What is needed:
Where the string "Analysis" occurs in the material below, report the whole line.

Listing:
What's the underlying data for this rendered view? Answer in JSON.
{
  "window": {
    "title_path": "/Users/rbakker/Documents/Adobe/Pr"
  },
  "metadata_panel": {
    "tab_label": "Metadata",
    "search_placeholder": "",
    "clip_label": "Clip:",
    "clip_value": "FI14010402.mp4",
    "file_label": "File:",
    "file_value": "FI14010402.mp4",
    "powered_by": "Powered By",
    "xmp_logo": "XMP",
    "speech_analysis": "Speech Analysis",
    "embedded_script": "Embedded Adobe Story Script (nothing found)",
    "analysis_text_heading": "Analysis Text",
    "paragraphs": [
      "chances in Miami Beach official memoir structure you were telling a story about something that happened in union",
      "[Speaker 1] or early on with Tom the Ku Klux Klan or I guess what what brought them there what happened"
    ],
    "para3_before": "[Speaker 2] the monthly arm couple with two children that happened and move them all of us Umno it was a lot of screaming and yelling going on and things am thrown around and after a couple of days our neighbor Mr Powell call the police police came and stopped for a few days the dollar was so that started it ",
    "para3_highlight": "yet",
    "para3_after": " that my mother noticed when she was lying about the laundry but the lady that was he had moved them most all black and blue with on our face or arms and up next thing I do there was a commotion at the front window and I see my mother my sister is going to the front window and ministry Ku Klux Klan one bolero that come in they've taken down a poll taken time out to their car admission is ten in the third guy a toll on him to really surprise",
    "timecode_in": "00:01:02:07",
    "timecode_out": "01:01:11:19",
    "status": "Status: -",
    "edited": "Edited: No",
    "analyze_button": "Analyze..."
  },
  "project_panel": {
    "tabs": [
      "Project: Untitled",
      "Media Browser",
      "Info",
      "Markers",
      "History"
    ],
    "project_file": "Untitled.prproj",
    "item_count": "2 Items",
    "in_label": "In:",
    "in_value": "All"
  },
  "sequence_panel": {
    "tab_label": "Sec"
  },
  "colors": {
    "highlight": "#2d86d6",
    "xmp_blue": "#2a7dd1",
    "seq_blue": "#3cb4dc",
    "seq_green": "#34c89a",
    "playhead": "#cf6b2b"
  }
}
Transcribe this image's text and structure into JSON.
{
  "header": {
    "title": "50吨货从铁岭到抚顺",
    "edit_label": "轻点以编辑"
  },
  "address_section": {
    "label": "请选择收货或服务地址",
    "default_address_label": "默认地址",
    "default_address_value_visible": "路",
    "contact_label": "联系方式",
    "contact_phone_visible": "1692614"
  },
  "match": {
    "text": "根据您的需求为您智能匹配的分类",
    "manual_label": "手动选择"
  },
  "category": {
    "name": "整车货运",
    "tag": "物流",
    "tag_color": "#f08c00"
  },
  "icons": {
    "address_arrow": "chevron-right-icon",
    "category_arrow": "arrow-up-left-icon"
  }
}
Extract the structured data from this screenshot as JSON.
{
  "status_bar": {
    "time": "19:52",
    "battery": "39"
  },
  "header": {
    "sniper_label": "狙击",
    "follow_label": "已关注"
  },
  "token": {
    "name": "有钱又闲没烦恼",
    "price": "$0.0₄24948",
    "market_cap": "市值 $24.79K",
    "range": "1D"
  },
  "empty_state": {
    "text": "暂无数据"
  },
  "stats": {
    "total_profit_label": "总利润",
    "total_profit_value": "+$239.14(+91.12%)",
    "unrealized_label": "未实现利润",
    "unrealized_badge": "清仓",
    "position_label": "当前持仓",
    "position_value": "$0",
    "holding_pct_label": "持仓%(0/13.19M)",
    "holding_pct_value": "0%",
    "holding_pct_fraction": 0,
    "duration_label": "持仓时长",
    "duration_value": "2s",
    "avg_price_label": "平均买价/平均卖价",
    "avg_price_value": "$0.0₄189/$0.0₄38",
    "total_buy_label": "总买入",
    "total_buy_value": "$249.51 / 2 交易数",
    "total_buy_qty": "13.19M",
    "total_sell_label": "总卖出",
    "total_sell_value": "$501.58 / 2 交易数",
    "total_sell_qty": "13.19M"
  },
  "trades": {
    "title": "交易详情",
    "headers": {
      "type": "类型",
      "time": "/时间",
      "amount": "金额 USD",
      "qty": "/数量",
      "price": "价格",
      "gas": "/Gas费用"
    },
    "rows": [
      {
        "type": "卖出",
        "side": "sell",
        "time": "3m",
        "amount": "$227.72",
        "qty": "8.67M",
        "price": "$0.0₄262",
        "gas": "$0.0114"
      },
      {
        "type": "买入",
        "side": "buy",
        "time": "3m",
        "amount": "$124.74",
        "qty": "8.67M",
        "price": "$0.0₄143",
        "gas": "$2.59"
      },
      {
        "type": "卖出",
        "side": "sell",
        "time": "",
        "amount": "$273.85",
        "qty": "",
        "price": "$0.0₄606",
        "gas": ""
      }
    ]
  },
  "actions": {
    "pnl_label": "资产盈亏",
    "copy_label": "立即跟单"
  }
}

Solution for this problem:
    "speech_analysis": "Speech Analysis",
    "analysis_text_heading": "Analysis Text",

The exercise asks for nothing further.